Copy out every line containing the word "Čerba".

---------- Records supplied ----------

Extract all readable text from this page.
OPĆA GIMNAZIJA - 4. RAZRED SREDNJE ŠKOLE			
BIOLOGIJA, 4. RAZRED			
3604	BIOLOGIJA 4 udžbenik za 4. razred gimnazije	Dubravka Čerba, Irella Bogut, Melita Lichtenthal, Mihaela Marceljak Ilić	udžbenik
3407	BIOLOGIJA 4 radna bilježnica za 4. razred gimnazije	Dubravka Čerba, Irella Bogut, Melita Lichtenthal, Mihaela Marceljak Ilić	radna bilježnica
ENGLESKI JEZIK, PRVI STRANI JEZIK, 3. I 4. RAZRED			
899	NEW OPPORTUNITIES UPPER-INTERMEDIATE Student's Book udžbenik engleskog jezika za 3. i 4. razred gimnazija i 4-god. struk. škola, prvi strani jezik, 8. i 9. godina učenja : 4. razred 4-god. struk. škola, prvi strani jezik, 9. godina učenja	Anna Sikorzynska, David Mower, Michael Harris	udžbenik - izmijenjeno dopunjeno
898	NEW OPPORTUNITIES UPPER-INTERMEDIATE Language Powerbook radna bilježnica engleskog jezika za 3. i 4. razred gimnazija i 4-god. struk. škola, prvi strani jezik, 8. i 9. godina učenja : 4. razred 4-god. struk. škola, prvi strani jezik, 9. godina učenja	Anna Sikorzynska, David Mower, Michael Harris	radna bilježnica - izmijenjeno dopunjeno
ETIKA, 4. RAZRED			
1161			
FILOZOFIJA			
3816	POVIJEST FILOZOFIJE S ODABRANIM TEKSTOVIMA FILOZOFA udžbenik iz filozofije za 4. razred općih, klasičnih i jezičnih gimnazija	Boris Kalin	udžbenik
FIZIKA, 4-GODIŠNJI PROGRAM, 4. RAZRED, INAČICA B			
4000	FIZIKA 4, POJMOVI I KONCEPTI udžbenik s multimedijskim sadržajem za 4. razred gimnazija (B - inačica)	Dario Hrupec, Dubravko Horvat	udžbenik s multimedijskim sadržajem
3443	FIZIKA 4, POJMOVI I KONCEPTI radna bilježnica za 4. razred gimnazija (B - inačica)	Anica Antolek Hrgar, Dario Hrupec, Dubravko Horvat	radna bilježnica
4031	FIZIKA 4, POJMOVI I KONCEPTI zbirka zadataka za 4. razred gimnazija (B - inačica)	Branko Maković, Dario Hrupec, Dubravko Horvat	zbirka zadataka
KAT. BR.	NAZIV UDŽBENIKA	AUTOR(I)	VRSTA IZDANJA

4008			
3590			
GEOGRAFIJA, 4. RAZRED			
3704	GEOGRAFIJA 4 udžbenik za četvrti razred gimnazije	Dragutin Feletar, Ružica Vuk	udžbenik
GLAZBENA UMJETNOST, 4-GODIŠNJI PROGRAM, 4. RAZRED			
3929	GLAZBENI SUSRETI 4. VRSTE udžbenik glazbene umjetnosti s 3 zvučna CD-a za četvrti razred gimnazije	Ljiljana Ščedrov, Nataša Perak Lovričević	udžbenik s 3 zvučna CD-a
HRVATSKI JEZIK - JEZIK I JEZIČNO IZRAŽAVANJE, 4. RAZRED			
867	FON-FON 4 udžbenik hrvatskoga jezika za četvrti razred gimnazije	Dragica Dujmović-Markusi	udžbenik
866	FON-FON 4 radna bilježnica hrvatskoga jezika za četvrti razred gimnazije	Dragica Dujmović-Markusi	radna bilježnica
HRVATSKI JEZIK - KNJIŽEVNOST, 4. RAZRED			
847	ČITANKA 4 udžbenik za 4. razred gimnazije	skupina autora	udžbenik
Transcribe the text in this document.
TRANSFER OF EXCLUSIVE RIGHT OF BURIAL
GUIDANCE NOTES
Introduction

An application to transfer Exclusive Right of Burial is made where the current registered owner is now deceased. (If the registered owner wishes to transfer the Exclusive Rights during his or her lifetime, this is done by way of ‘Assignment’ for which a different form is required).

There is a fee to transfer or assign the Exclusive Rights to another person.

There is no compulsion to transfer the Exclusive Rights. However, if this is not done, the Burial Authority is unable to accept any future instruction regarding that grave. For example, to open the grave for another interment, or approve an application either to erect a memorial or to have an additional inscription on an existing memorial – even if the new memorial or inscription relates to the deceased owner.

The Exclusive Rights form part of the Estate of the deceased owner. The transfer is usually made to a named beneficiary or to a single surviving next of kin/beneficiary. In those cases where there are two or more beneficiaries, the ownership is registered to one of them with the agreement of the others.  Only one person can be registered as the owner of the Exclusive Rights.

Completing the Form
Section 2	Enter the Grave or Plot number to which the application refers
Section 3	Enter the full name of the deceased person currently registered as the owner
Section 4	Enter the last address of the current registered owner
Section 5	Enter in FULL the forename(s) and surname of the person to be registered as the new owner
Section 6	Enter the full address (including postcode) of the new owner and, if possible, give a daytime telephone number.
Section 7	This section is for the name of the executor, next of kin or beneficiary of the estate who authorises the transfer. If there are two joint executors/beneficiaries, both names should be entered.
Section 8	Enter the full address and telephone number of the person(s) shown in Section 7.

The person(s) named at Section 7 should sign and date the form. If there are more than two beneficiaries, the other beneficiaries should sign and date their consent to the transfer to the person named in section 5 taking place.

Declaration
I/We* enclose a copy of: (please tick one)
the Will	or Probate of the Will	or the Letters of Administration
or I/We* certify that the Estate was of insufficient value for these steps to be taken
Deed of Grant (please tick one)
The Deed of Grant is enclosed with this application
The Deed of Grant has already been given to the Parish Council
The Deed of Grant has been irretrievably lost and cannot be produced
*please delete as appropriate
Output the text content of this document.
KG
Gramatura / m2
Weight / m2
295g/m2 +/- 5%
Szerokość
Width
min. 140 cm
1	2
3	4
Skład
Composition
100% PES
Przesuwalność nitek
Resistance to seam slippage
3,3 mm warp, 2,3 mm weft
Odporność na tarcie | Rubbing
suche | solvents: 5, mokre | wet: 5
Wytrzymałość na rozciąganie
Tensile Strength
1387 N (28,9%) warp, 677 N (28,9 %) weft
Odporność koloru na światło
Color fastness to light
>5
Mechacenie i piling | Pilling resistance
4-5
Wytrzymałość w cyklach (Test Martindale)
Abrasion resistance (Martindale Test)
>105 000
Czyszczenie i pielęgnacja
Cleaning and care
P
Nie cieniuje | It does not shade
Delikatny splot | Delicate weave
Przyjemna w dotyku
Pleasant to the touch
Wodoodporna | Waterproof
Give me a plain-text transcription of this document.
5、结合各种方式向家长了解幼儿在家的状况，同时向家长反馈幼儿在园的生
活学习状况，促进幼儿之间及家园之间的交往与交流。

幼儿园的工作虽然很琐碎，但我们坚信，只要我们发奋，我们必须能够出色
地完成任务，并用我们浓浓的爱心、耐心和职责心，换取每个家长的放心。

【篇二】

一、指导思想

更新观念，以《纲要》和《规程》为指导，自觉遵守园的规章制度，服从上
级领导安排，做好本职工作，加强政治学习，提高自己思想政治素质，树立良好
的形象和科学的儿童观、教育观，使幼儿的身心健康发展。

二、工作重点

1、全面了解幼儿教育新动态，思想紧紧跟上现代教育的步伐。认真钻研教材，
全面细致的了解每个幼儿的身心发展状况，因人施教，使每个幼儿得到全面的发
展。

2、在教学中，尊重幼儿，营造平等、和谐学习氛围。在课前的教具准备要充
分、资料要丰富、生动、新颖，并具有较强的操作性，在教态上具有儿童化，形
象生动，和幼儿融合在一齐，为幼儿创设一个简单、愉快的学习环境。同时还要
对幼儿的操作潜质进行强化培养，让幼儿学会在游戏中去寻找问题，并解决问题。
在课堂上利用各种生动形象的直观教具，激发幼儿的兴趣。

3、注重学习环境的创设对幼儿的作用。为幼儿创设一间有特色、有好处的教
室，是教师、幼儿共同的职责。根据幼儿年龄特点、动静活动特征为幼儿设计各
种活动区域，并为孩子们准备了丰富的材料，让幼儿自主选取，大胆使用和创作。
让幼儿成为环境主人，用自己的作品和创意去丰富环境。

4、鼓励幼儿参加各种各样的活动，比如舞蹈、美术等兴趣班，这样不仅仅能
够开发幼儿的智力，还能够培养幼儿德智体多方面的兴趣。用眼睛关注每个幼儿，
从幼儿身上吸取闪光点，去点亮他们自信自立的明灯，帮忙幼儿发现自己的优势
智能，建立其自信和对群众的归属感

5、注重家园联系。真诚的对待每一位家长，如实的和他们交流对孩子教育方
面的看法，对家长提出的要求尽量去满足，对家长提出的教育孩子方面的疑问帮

----------

The completed task —
3604	BIOLOGIJA 4 udžbenik za 4. razred gimnazije	Dubravka Čerba, Irella Bogut, Melita Lichtenthal, Mihaela Marceljak Ilić	udžbenik
3407	BIOLOGIJA 4 radna bilježnica za 4. razred gimnazije	Dubravka Čerba, Irella Bogut, Melita Lichtenthal, Mihaela Marceljak Ilić	radna bilježnica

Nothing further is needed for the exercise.